Directive
Only the number is wanted: count the lines that include the word "CESCA".

Records

- - - -

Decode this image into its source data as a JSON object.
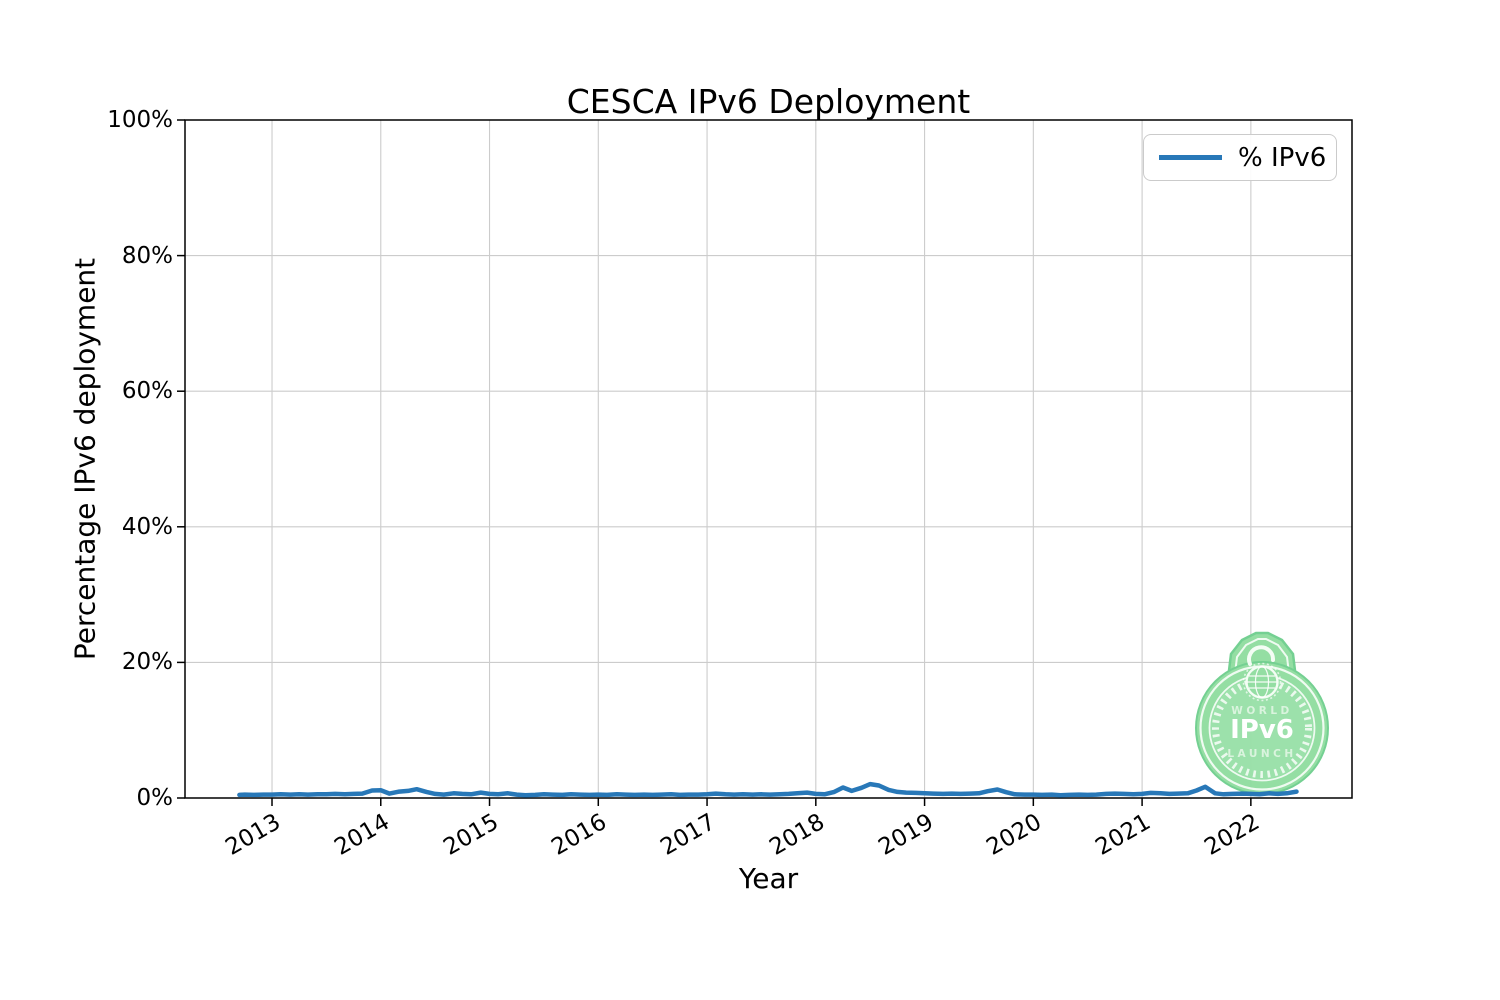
{
  "figure": {
    "title": "CESCA IPv6 Deployment"
  },
  "axes": {
    "xlabel": "Year",
    "ylabel": "Percentage IPv6 deployment",
    "xticklabels": [
      "2013",
      "2014",
      "2015",
      "2016",
      "2017",
      "2018",
      "2019",
      "2020",
      "2021",
      "2022"
    ],
    "yticklabels": [
      "0%",
      "20%",
      "40%",
      "60%",
      "80%",
      "100%"
    ]
  },
  "legend": {
    "label": "% IPv6"
  },
  "badge": {
    "word_top": "WORLD",
    "word_main": "IPv6",
    "word_bottom": "LAUNCH"
  },
  "colors": {
    "line": "#2878b8",
    "grid": "#cccccc",
    "spine": "#000000",
    "badge_green": "#90dda0",
    "badge_green_light": "#99e0a8",
    "badge_green_dark": "#6fcf8e",
    "badge_pale": "#d9f4dd"
  },
  "chart_data": {
    "type": "line",
    "title": "CESCA IPv6 Deployment",
    "xlabel": "Year",
    "ylabel": "Percentage IPv6 deployment",
    "xlim": [
      2012.2,
      2022.93
    ],
    "ylim": [
      0,
      100
    ],
    "xticks": [
      2013,
      2014,
      2015,
      2016,
      2017,
      2018,
      2019,
      2020,
      2021,
      2022
    ],
    "yticks": [
      0,
      20,
      40,
      60,
      80,
      100
    ],
    "grid": true,
    "legend_position": "upper right",
    "series": [
      {
        "name": "% IPv6",
        "color": "#2878b8",
        "points": [
          [
            2012.7,
            0.45
          ],
          [
            2012.75,
            0.5
          ],
          [
            2012.83,
            0.45
          ],
          [
            2012.92,
            0.5
          ],
          [
            2013.0,
            0.5
          ],
          [
            2013.08,
            0.55
          ],
          [
            2013.17,
            0.5
          ],
          [
            2013.25,
            0.55
          ],
          [
            2013.33,
            0.5
          ],
          [
            2013.42,
            0.55
          ],
          [
            2013.5,
            0.55
          ],
          [
            2013.58,
            0.6
          ],
          [
            2013.67,
            0.55
          ],
          [
            2013.75,
            0.6
          ],
          [
            2013.83,
            0.65
          ],
          [
            2013.92,
            1.1
          ],
          [
            2014.0,
            1.15
          ],
          [
            2014.08,
            0.65
          ],
          [
            2014.17,
            0.95
          ],
          [
            2014.25,
            1.05
          ],
          [
            2014.33,
            1.3
          ],
          [
            2014.42,
            0.9
          ],
          [
            2014.5,
            0.6
          ],
          [
            2014.58,
            0.5
          ],
          [
            2014.67,
            0.7
          ],
          [
            2014.75,
            0.6
          ],
          [
            2014.83,
            0.55
          ],
          [
            2014.92,
            0.8
          ],
          [
            2015.0,
            0.6
          ],
          [
            2015.08,
            0.55
          ],
          [
            2015.17,
            0.7
          ],
          [
            2015.25,
            0.5
          ],
          [
            2015.33,
            0.4
          ],
          [
            2015.42,
            0.45
          ],
          [
            2015.5,
            0.55
          ],
          [
            2015.58,
            0.5
          ],
          [
            2015.67,
            0.45
          ],
          [
            2015.75,
            0.55
          ],
          [
            2015.83,
            0.5
          ],
          [
            2015.92,
            0.45
          ],
          [
            2016.0,
            0.5
          ],
          [
            2016.08,
            0.45
          ],
          [
            2016.17,
            0.55
          ],
          [
            2016.25,
            0.5
          ],
          [
            2016.33,
            0.45
          ],
          [
            2016.42,
            0.5
          ],
          [
            2016.5,
            0.45
          ],
          [
            2016.58,
            0.5
          ],
          [
            2016.67,
            0.55
          ],
          [
            2016.75,
            0.45
          ],
          [
            2016.83,
            0.5
          ],
          [
            2016.92,
            0.5
          ],
          [
            2017.0,
            0.55
          ],
          [
            2017.08,
            0.65
          ],
          [
            2017.17,
            0.55
          ],
          [
            2017.25,
            0.5
          ],
          [
            2017.33,
            0.55
          ],
          [
            2017.42,
            0.5
          ],
          [
            2017.5,
            0.55
          ],
          [
            2017.58,
            0.5
          ],
          [
            2017.67,
            0.55
          ],
          [
            2017.75,
            0.6
          ],
          [
            2017.83,
            0.7
          ],
          [
            2017.92,
            0.8
          ],
          [
            2018.0,
            0.6
          ],
          [
            2018.08,
            0.55
          ],
          [
            2018.17,
            0.9
          ],
          [
            2018.25,
            1.55
          ],
          [
            2018.33,
            1.05
          ],
          [
            2018.42,
            1.5
          ],
          [
            2018.5,
            2.05
          ],
          [
            2018.58,
            1.85
          ],
          [
            2018.67,
            1.2
          ],
          [
            2018.75,
            0.9
          ],
          [
            2018.83,
            0.8
          ],
          [
            2018.92,
            0.75
          ],
          [
            2019.0,
            0.7
          ],
          [
            2019.08,
            0.65
          ],
          [
            2019.17,
            0.6
          ],
          [
            2019.25,
            0.65
          ],
          [
            2019.33,
            0.6
          ],
          [
            2019.42,
            0.65
          ],
          [
            2019.5,
            0.7
          ],
          [
            2019.58,
            1.0
          ],
          [
            2019.67,
            1.25
          ],
          [
            2019.75,
            0.85
          ],
          [
            2019.83,
            0.55
          ],
          [
            2019.92,
            0.5
          ],
          [
            2020.0,
            0.5
          ],
          [
            2020.08,
            0.45
          ],
          [
            2020.17,
            0.5
          ],
          [
            2020.25,
            0.4
          ],
          [
            2020.33,
            0.45
          ],
          [
            2020.42,
            0.5
          ],
          [
            2020.5,
            0.45
          ],
          [
            2020.58,
            0.5
          ],
          [
            2020.67,
            0.6
          ],
          [
            2020.75,
            0.65
          ],
          [
            2020.83,
            0.6
          ],
          [
            2020.92,
            0.55
          ],
          [
            2021.0,
            0.6
          ],
          [
            2021.08,
            0.75
          ],
          [
            2021.17,
            0.7
          ],
          [
            2021.25,
            0.6
          ],
          [
            2021.33,
            0.65
          ],
          [
            2021.42,
            0.7
          ],
          [
            2021.5,
            1.1
          ],
          [
            2021.58,
            1.65
          ],
          [
            2021.67,
            0.7
          ],
          [
            2021.75,
            0.55
          ],
          [
            2021.83,
            0.6
          ],
          [
            2021.92,
            0.65
          ],
          [
            2022.0,
            0.6
          ],
          [
            2022.08,
            0.55
          ],
          [
            2022.17,
            0.7
          ],
          [
            2022.25,
            0.6
          ],
          [
            2022.33,
            0.7
          ],
          [
            2022.42,
            0.95
          ]
        ]
      }
    ]
  }
}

- - - -

Answer to this problem
2